_TASK DIRECTIONS:_ The records below are to be copied word for word, with every picture left out.

_DATASET RECORDS:_
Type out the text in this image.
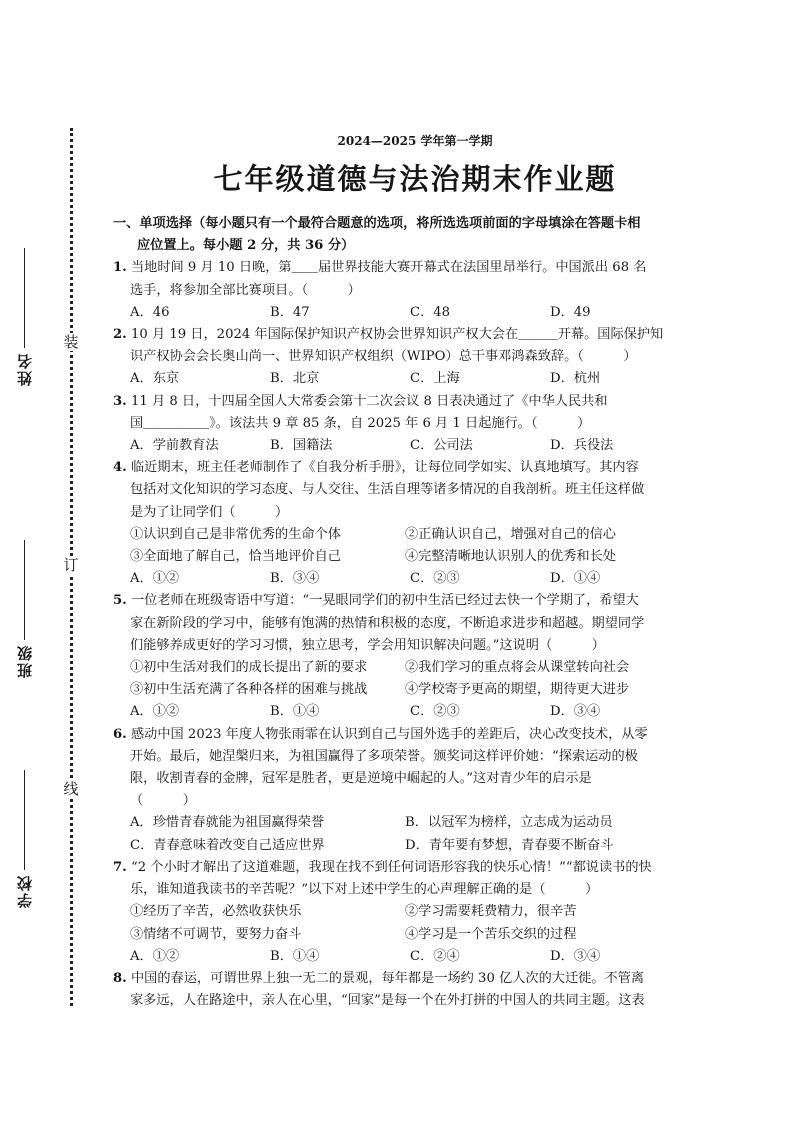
装
订
线
姓名
班级
学校
2024—2025 学年第一学期
七年级道德与法治期末作业题
一、单项选择（每小题只有一个最符合题意的选项，将所选选项前面的字母填涂在答题卡相
应位置上。每小题 2 分，共 36 分）
1. 当地时间 9 月 10 日晚，第＿＿届世界技能大赛开幕式在法国里昂举行。中国派出 68 名
选手，将参加全部比赛项目。（　　　）
A．46	B．47	C．48	D．49
2. 10 月 19 日，2024 年国际保护知识产权协会世界知识产权大会在＿＿＿开幕。国际保护知
识产权协会会长奥山尚一、世界知识产权组织（WIPO）总干事邓鸿森致辞。（　　　）
A．东京	B．北京	C．上海	D．杭州
3. 11 月 8 日，十四届全国人大常委会第十二次会议 8 日表决通过了《中华人民共和
国＿＿＿＿＿》。该法共 9 章 85 条，自 2025 年 6 月 1 日起施行。（　　　）
A．学前教育法	B．国籍法	C．公司法	D．兵役法
4. 临近期末，班主任老师制作了《自我分析手册》，让每位同学如实、认真地填写。其内容
包括对文化知识的学习态度、与人交往、生活自理等诸多情况的自我剖析。班主任这样做
是为了让同学们（　　　）
①认识到自己是非常优秀的生命个体	②正确认识自己，增强对自己的信心
③全面地了解自己，恰当地评价自己	④完整清晰地认识别人的优秀和长处
A．①②	B．③④	C．②③	D．①④
5. 一位老师在班级寄语中写道：“一晃眼同学们的初中生活已经过去快一个学期了，希望大
家在新阶段的学习中，能够有饱满的热情和积极的态度，不断追求进步和超越。期望同学
们能够养成更好的学习习惯，独立思考，学会用知识解决问题。”这说明（　　　）
①初中生活对我们的成长提出了新的要求	②我们学习的重点将会从课堂转向社会
③初中生活充满了各种各样的困难与挑战	④学校寄予更高的期望，期待更大进步
A．①②	B．①④	C．②③	D．③④
6. 感动中国 2023 年度人物张雨霏在认识到自己与国外选手的差距后，决心改变技术，从零
开始。最后，她涅槃归来，为祖国赢得了多项荣誉。颁奖词这样评价她：“探索运动的极
限，收割青春的金牌，冠军是胜者，更是逆境中崛起的人。”这对青少年的启示是
（　　　）
A．珍惜青春就能为祖国赢得荣誉	B．以冠军为榜样，立志成为运动员
C．青春意味着改变自己适应世界	D．青年要有梦想，青春要不断奋斗
7. “2 个小时才解出了这道难题，我现在找不到任何词语形容我的快乐心情！”“都说读书的快
乐，谁知道我读书的辛苦呢？”以下对上述中学生的心声理解正确的是（　　　）
①经历了辛苦，必然收获快乐	②学习需要耗费精力，很辛苦
③情绪不可调节，要努力奋斗	④学习是一个苦乐交织的过程
A．①②	B．①④	C．②④	D．③④
8. 中国的春运，可谓世界上独一无二的景观，每年都是一场约 30 亿人次的大迁徙。不管离
家多远，人在路途中，亲人在心里，“回家”是每一个在外打拼的中国人的共同主题。这表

_ANSWER TO THIS PROBLEM:_
Type out the text in this image.
装
订
线
姓名
班级
学校
2024—2025 学年第一学期
七年级道德与法治期末作业题
一、单项选择（每小题只有一个最符合题意的选项，将所选选项前面的字母填涂在答题卡相
应位置上。每小题 2 分，共 36 分）
1. 当地时间 9 月 10 日晚，第＿＿届世界技能大赛开幕式在法国里昂举行。中国派出 68 名
选手，将参加全部比赛项目。（　　　）
A．46	B．47	C．48	D．49
2. 10 月 19 日，2024 年国际保护知识产权协会世界知识产权大会在＿＿＿开幕。国际保护知
识产权协会会长奥山尚一、世界知识产权组织（WIPO）总干事邓鸿森致辞。（　　　）
A．东京	B．北京	C．上海	D．杭州
3. 11 月 8 日，十四届全国人大常委会第十二次会议 8 日表决通过了《中华人民共和
国＿＿＿＿＿》。该法共 9 章 85 条，自 2025 年 6 月 1 日起施行。（　　　）
A．学前教育法	B．国籍法	C．公司法	D．兵役法
4. 临近期末，班主任老师制作了《自我分析手册》，让每位同学如实、认真地填写。其内容
包括对文化知识的学习态度、与人交往、生活自理等诸多情况的自我剖析。班主任这样做
是为了让同学们（　　　）
①认识到自己是非常优秀的生命个体	②正确认识自己，增强对自己的信心
③全面地了解自己，恰当地评价自己	④完整清晰地认识别人的优秀和长处
A．①②	B．③④	C．②③	D．①④
5. 一位老师在班级寄语中写道：“一晃眼同学们的初中生活已经过去快一个学期了，希望大
家在新阶段的学习中，能够有饱满的热情和积极的态度，不断追求进步和超越。期望同学
们能够养成更好的学习习惯，独立思考，学会用知识解决问题。”这说明（　　　）
①初中生活对我们的成长提出了新的要求	②我们学习的重点将会从课堂转向社会
③初中生活充满了各种各样的困难与挑战	④学校寄予更高的期望，期待更大进步
A．①②	B．①④	C．②③	D．③④
6. 感动中国 2023 年度人物张雨霏在认识到自己与国外选手的差距后，决心改变技术，从零
开始。最后，她涅槃归来，为祖国赢得了多项荣誉。颁奖词这样评价她：“探索运动的极
限，收割青春的金牌，冠军是胜者，更是逆境中崛起的人。”这对青少年的启示是
（　　　）
A．珍惜青春就能为祖国赢得荣誉	B．以冠军为榜样，立志成为运动员
C．青春意味着改变自己适应世界	D．青年要有梦想，青春要不断奋斗
7. “2 个小时才解出了这道难题，我现在找不到任何词语形容我的快乐心情！”“都说读书的快
乐，谁知道我读书的辛苦呢？”以下对上述中学生的心声理解正确的是（　　　）
①经历了辛苦，必然收获快乐	②学习需要耗费精力，很辛苦
③情绪不可调节，要努力奋斗	④学习是一个苦乐交织的过程
A．①②	B．①④	C．②④	D．③④
8. 中国的春运，可谓世界上独一无二的景观，每年都是一场约 30 亿人次的大迁徙。不管离
家多远，人在路途中，亲人在心里，“回家”是每一个在外打拼的中国人的共同主题。这表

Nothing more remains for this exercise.